Occidente descrive in realtà il lavoro ideologico che porta a compiere una strage in un asilo. Per anni avevo tenuto tra le mie carte un ritaglio di giornale che dava notizia di una bomba in un asilo. M'interessava il viaggio dei terroristi verso la conquista e l'applicazione del "diritto-dovere di strage". Credevo d'interpretarli, e cioè che questo diritto-dovere fosse già chiaro dentro di loro.
Non supponevo che dentro di loro fosse chiara la conclusione, e cioè che le stragi andavano compiute e che, più vaste erano, più erano efficaci, e, più innocente era il materiale che sacrificavano, più erano giuste; ma che l'itinerario conoscitivo ed etico, insomma il ponte che portava a questa conclusione, non fosse stato costruito.
La mia intenzione era di spiegare il "diritto-dovere di strage" alle vittime e alla gente come me. Non credevo che avessero bisogno di spiegazione gli stragisti.
Quando il libro diventò un film della RAI, un personaggio di rilievo nelle cronache del terrorismo nero credette di riconoscersi nel protagonista che mette la bomba; e citò in tribunale la televisione e il regista. Ma fu condannato all'ergastolo, perdette i diritti civili, e il processo non ebbe luogo. Successivamente assolto, concordò con me un incontro in cui io avrei esposto le mie tesi (la connessione tra i suoi discorsi, i suoi libri, e le stragi che avvenivano in Italia) e lui avrebbe (così supponevo, sbagliando) sostenuto la propria innocenza.

__DATI MOSTRATI__.

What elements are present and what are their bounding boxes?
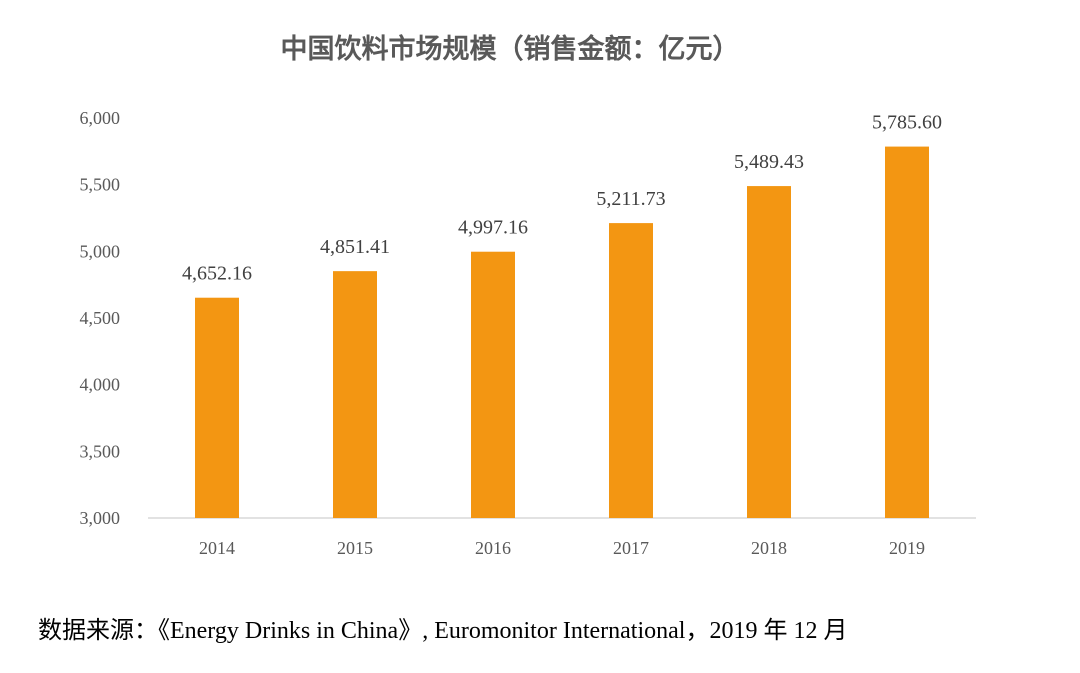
---
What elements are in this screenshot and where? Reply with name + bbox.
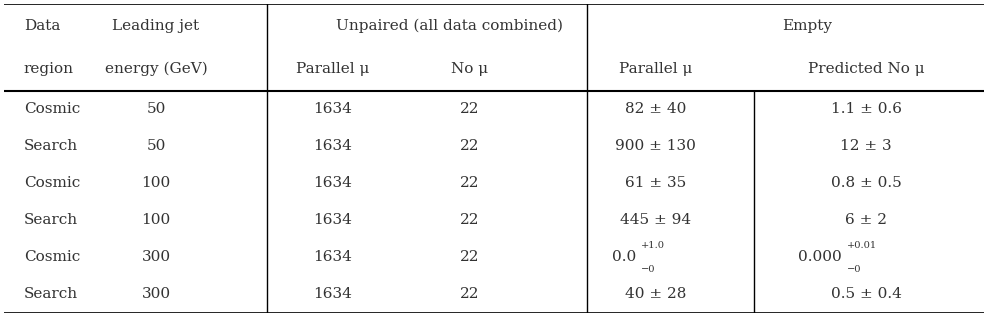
* * *
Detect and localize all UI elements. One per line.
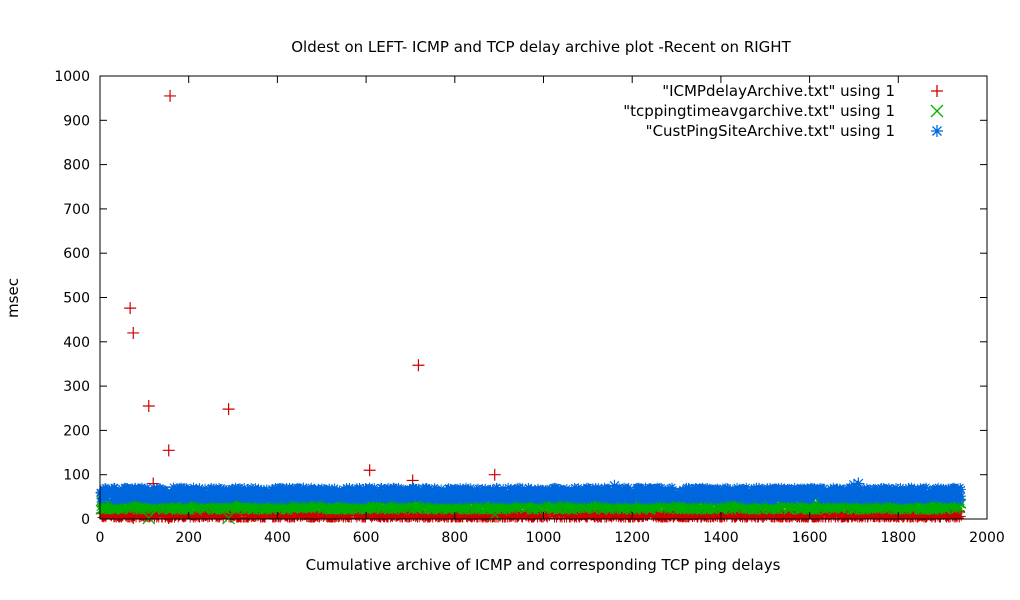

__CONSEGNA__.
Per favore, riporta la parte del brano che parte da "Occidente descrive in" e arriva fino a "spiegazione gli stragisti.", sostituendo "asilo" con "giardino d'infanzia".

__RISPOSTA COMPLETA__.
Occidente descrive in realtà il lavoro ideologico che porta a compiere una strage in un giardino d'infanzia. Per anni avevo tenuto tra le mie carte un ritaglio di giornale che dava notizia di una bomba in un giardino d'infanzia. M'interessava il viaggio dei terroristi verso la conquista e l'applicazione del "diritto-dovere di strage". Credevo d'interpretarli, e cioè che questo diritto-dovere fosse già chiaro dentro di loro.
Non supponevo che dentro di loro fosse chiara la conclusione, e cioè che le stragi andavano compiute e che, più vaste erano, più erano efficaci, e, più innocente era il materiale che sacrificavano, più erano giuste; ma che l'itinerario conoscitivo ed etico, insomma il ponte che portava a questa conclusione, non fosse stato costruito.
La mia intenzione era di spiegare il "diritto-dovere di strage" alle vittime e alla gente come me. Non credevo che avessero bisogno di spiegazione gli stragisti.